Check each line of the records below and collect those that include the word "Producción".
— START Data in this exercise —
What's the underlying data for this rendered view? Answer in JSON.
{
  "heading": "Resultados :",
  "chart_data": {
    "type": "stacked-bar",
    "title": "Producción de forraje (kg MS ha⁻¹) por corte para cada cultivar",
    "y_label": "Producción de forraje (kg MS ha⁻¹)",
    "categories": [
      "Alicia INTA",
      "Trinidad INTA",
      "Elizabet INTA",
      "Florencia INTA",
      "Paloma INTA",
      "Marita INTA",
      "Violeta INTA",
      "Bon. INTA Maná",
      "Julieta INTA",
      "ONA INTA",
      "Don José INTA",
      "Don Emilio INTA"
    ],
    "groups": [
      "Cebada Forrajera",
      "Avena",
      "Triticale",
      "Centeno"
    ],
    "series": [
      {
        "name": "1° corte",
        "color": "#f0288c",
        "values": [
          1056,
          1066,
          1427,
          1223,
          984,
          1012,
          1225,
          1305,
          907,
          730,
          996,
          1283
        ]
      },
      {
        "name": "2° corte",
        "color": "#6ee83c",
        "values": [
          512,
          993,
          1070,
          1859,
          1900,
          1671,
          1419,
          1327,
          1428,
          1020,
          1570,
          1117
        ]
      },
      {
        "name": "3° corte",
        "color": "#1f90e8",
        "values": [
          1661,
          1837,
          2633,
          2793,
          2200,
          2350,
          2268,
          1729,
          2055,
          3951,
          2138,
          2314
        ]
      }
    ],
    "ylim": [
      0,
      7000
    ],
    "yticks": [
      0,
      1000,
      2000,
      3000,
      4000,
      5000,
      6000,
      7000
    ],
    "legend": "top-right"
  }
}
— END Data in this exercise —
→ **Finished answer**:
    "title": "Producción de forraje (kg MS ha⁻¹) por corte para cada cultivar",
    "y_label": "Producción de forraje (kg MS ha⁻¹)",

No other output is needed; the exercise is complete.